(Collected data entries)
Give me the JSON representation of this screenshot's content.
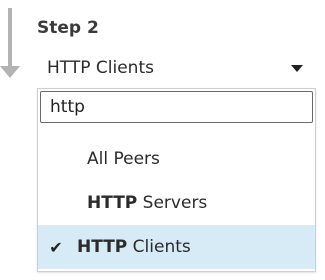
{
  "step": {
    "title": "Step 2"
  },
  "select": {
    "value": "HTTP Clients"
  },
  "search": {
    "value": "http"
  },
  "options": [
    {
      "match": "",
      "rest": "All Peers",
      "selected": false
    },
    {
      "match": "HTTP",
      "rest": " Servers",
      "selected": false
    },
    {
      "match": "HTTP",
      "rest": " Clients",
      "selected": true
    }
  ],
  "check_glyph": "✔",
  "colors": {
    "selected_bg": "#d6ebf6",
    "arrow": "#b3b3b3"
  }
}
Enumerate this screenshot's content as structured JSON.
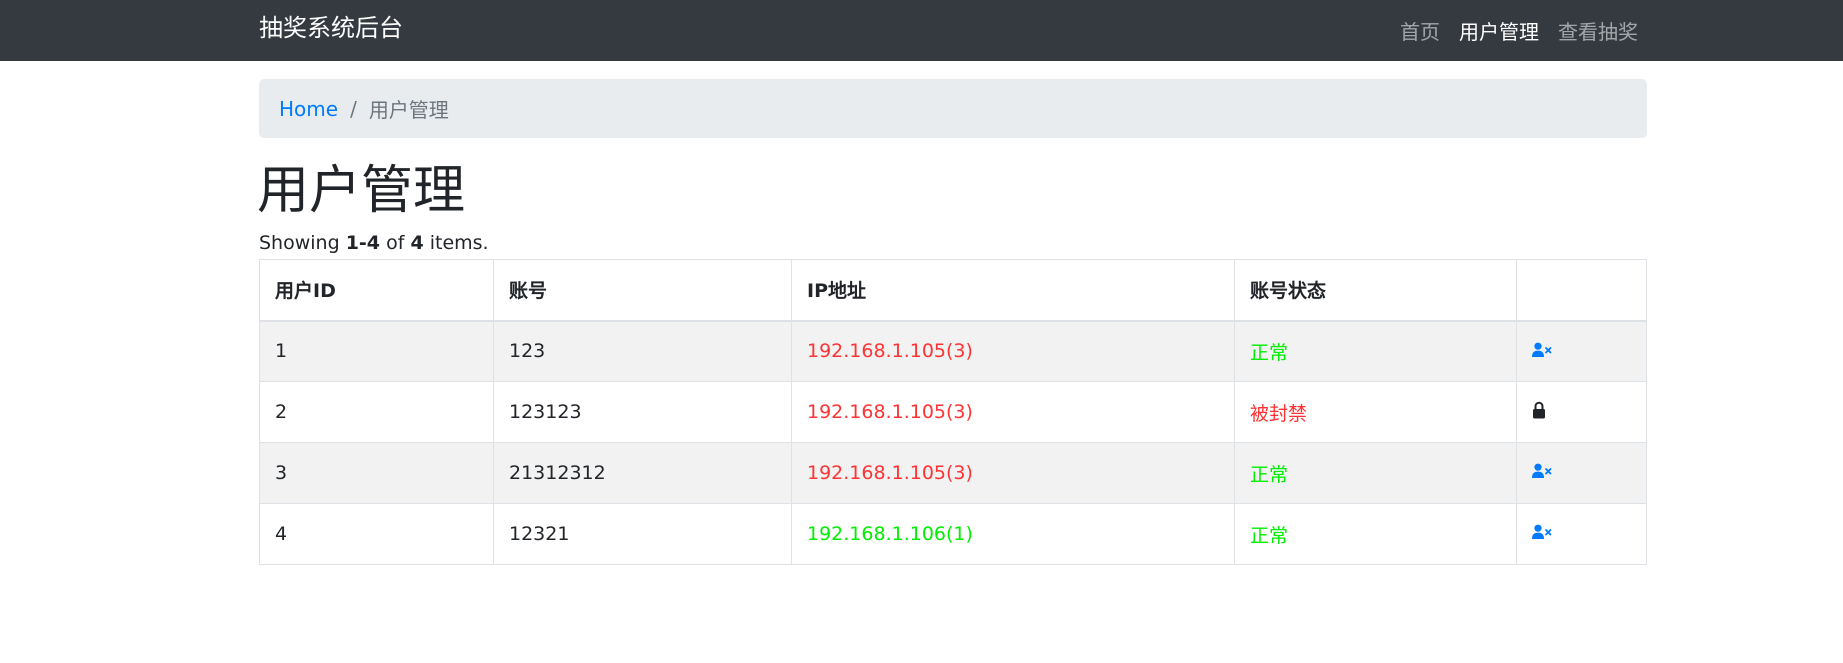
{
  "navbar": {
    "brand": "抽奖系统后台",
    "items": [
      {
        "label": "首页",
        "active": false
      },
      {
        "label": "用户管理",
        "active": true
      },
      {
        "label": "查看抽奖",
        "active": false
      }
    ]
  },
  "breadcrumb": {
    "home": "Home",
    "separator": "/",
    "current": "用户管理"
  },
  "page": {
    "title": "用户管理",
    "summary_prefix": "Showing",
    "summary_range": "1-4",
    "summary_of": "of",
    "summary_total": "4",
    "summary_suffix": "items."
  },
  "table": {
    "headers": [
      "用户ID",
      "账号",
      "IP地址",
      "账号状态",
      ""
    ],
    "rows": [
      {
        "id": "1",
        "account": "123",
        "ip": "192.168.1.105(3)",
        "ip_color": "red",
        "status": "正常",
        "status_color": "green",
        "action_icon": "user-ban-icon"
      },
      {
        "id": "2",
        "account": "123123",
        "ip": "192.168.1.105(3)",
        "ip_color": "red",
        "status": "被封禁",
        "status_color": "red",
        "action_icon": "lock-icon"
      },
      {
        "id": "3",
        "account": "21312312",
        "ip": "192.168.1.105(3)",
        "ip_color": "red",
        "status": "正常",
        "status_color": "green",
        "action_icon": "user-ban-icon"
      },
      {
        "id": "4",
        "account": "12321",
        "ip": "192.168.1.106(1)",
        "ip_color": "green",
        "status": "正常",
        "status_color": "green",
        "action_icon": "user-ban-icon"
      }
    ]
  },
  "colors": {
    "navbar_bg": "#343a40",
    "link": "#007bff",
    "red": "#ff3333",
    "green": "#00ee00"
  }
}
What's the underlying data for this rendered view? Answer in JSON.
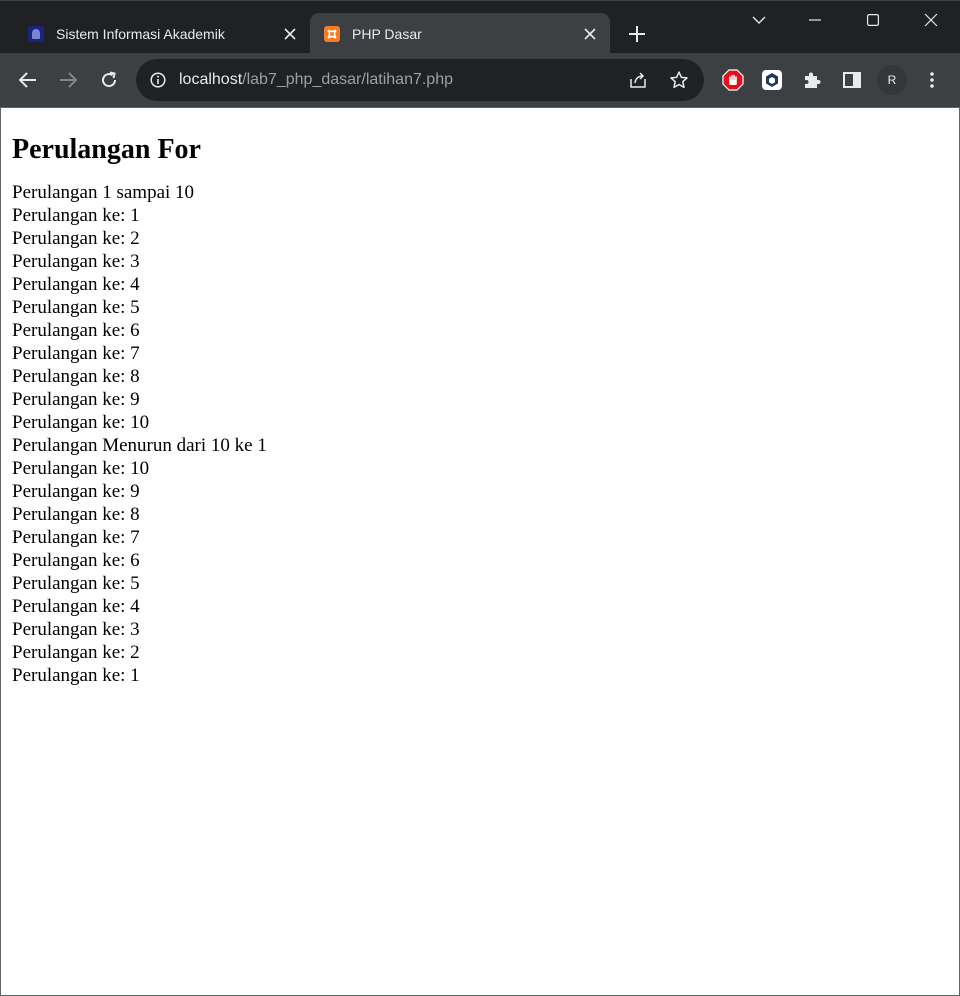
{
  "browser": {
    "tabs": [
      {
        "title": "Sistem Informasi Akademik",
        "favicon": "siakad-logo",
        "active": false
      },
      {
        "title": "PHP Dasar",
        "favicon": "xampp-logo",
        "active": true
      }
    ],
    "address": {
      "host": "localhost",
      "path": "/lab7_php_dasar/latihan7.php"
    },
    "profile_initial": "R",
    "colors": {
      "tabstrip": "#202124",
      "toolbar": "#3c4043",
      "omnibox": "#202124",
      "xampp_orange": "#fb7a24",
      "adblock_red": "#e0101a"
    }
  },
  "page": {
    "heading": "Perulangan For",
    "lines": [
      "Perulangan 1 sampai 10",
      "Perulangan ke: 1",
      "Perulangan ke: 2",
      "Perulangan ke: 3",
      "Perulangan ke: 4",
      "Perulangan ke: 5",
      "Perulangan ke: 6",
      "Perulangan ke: 7",
      "Perulangan ke: 8",
      "Perulangan ke: 9",
      "Perulangan ke: 10",
      "Perulangan Menurun dari 10 ke 1",
      "Perulangan ke: 10",
      "Perulangan ke: 9",
      "Perulangan ke: 8",
      "Perulangan ke: 7",
      "Perulangan ke: 6",
      "Perulangan ke: 5",
      "Perulangan ke: 4",
      "Perulangan ke: 3",
      "Perulangan ke: 2",
      "Perulangan ke: 1"
    ]
  }
}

GIVEN REQUEST
Repeat the data above exactly, but not the pictures.

CORRECT OUTPUT
Give me the JSON representation of this screenshot's content.
{
  "step": {
    "title": "Step 2"
  },
  "select": {
    "value": "HTTP Clients"
  },
  "search": {
    "value": "http"
  },
  "options": [
    {
      "match": "",
      "rest": "All Peers",
      "selected": false
    },
    {
      "match": "HTTP",
      "rest": " Servers",
      "selected": false
    },
    {
      "match": "HTTP",
      "rest": " Clients",
      "selected": true
    }
  ],
  "check_glyph": "✔",
  "colors": {
    "selected_bg": "#d6ebf6",
    "arrow": "#b3b3b3"
  }
}
Enumerate this screenshot's content as structured JSON.
{
  "navbar": {
    "brand": "抽奖系统后台",
    "items": [
      {
        "label": "首页",
        "active": false
      },
      {
        "label": "用户管理",
        "active": true
      },
      {
        "label": "查看抽奖",
        "active": false
      }
    ]
  },
  "breadcrumb": {
    "home": "Home",
    "separator": "/",
    "current": "用户管理"
  },
  "page": {
    "title": "用户管理",
    "summary_prefix": "Showing",
    "summary_range": "1-4",
    "summary_of": "of",
    "summary_total": "4",
    "summary_suffix": "items."
  },
  "table": {
    "headers": [
      "用户ID",
      "账号",
      "IP地址",
      "账号状态",
      ""
    ],
    "rows": [
      {
        "id": "1",
        "account": "123",
        "ip": "192.168.1.105(3)",
        "ip_color": "red",
        "status": "正常",
        "status_color": "green",
        "action_icon": "user-ban-icon"
      },
      {
        "id": "2",
        "account": "123123",
        "ip": "192.168.1.105(3)",
        "ip_color": "red",
        "status": "被封禁",
        "status_color": "red",
        "action_icon": "lock-icon"
      },
      {
        "id": "3",
        "account": "21312312",
        "ip": "192.168.1.105(3)",
        "ip_color": "red",
        "status": "正常",
        "status_color": "green",
        "action_icon": "user-ban-icon"
      },
      {
        "id": "4",
        "account": "12321",
        "ip": "192.168.1.106(1)",
        "ip_color": "green",
        "status": "正常",
        "status_color": "green",
        "action_icon": "user-ban-icon"
      }
    ]
  },
  "colors": {
    "navbar_bg": "#343a40",
    "link": "#007bff",
    "red": "#ff3333",
    "green": "#00ee00"
  }
}
What's the underlying data for this rendered view? Answer in JSON.
{
  "browser": {
    "tabs": [
      {
        "title": "Sistem Informasi Akademik",
        "favicon": "siakad-logo",
        "active": false
      },
      {
        "title": "PHP Dasar",
        "favicon": "xampp-logo",
        "active": true
      }
    ],
    "address": {
      "host": "localhost",
      "path": "/lab7_php_dasar/latihan7.php"
    },
    "profile_initial": "R",
    "colors": {
      "tabstrip": "#202124",
      "toolbar": "#3c4043",
      "omnibox": "#202124",
      "xampp_orange": "#fb7a24",
      "adblock_red": "#e0101a"
    }
  },
  "page": {
    "heading": "Perulangan For",
    "lines": [
      "Perulangan 1 sampai 10",
      "Perulangan ke: 1",
      "Perulangan ke: 2",
      "Perulangan ke: 3",
      "Perulangan ke: 4",
      "Perulangan ke: 5",
      "Perulangan ke: 6",
      "Perulangan ke: 7",
      "Perulangan ke: 8",
      "Perulangan ke: 9",
      "Perulangan ke: 10",
      "Perulangan Menurun dari 10 ke 1",
      "Perulangan ke: 10",
      "Perulangan ke: 9",
      "Perulangan ke: 8",
      "Perulangan ke: 7",
      "Perulangan ke: 6",
      "Perulangan ke: 5",
      "Perulangan ke: 4",
      "Perulangan ke: 3",
      "Perulangan ke: 2",
      "Perulangan ke: 1"
    ]
  }
}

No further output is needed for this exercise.